'''

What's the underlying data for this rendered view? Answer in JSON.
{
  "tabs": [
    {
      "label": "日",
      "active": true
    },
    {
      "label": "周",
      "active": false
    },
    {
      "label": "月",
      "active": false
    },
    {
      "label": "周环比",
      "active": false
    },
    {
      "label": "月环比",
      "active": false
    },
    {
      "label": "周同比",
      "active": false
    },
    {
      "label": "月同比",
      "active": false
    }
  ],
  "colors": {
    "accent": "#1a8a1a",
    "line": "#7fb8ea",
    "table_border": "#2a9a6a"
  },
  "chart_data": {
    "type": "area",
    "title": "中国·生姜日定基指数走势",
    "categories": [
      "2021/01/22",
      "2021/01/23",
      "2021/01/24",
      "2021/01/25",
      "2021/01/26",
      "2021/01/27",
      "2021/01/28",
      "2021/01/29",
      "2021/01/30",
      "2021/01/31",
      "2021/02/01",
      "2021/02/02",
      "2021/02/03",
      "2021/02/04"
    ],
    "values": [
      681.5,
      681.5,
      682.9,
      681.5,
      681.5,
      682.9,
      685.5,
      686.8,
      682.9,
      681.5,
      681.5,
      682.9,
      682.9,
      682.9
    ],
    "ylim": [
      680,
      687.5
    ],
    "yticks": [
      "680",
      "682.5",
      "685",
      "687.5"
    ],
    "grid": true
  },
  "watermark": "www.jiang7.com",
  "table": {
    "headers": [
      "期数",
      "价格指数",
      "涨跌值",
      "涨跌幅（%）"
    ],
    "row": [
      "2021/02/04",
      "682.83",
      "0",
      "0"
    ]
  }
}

'''

Transcribe every entry word for word.

**Final result:**
What's the underlying data for this rendered view? Answer in JSON.
{
  "tabs": [
    {
      "label": "日",
      "active": true
    },
    {
      "label": "周",
      "active": false
    },
    {
      "label": "月",
      "active": false
    },
    {
      "label": "周环比",
      "active": false
    },
    {
      "label": "月环比",
      "active": false
    },
    {
      "label": "周同比",
      "active": false
    },
    {
      "label": "月同比",
      "active": false
    }
  ],
  "colors": {
    "accent": "#1a8a1a",
    "line": "#7fb8ea",
    "table_border": "#2a9a6a"
  },
  "chart_data": {
    "type": "area",
    "title": "中国·生姜日定基指数走势",
    "categories": [
      "2021/01/22",
      "2021/01/23",
      "2021/01/24",
      "2021/01/25",
      "2021/01/26",
      "2021/01/27",
      "2021/01/28",
      "2021/01/29",
      "2021/01/30",
      "2021/01/31",
      "2021/02/01",
      "2021/02/02",
      "2021/02/03",
      "2021/02/04"
    ],
    "values": [
      681.5,
      681.5,
      682.9,
      681.5,
      681.5,
      682.9,
      685.5,
      686.8,
      682.9,
      681.5,
      681.5,
      682.9,
      682.9,
      682.9
    ],
    "ylim": [
      680,
      687.5
    ],
    "yticks": [
      "680",
      "682.5",
      "685",
      "687.5"
    ],
    "grid": true
  },
  "watermark": "www.jiang7.com",
  "table": {
    "headers": [
      "期数",
      "价格指数",
      "涨跌值",
      "涨跌幅（%）"
    ],
    "row": [
      "2021/02/04",
      "682.83",
      "0",
      "0"
    ]
  }
}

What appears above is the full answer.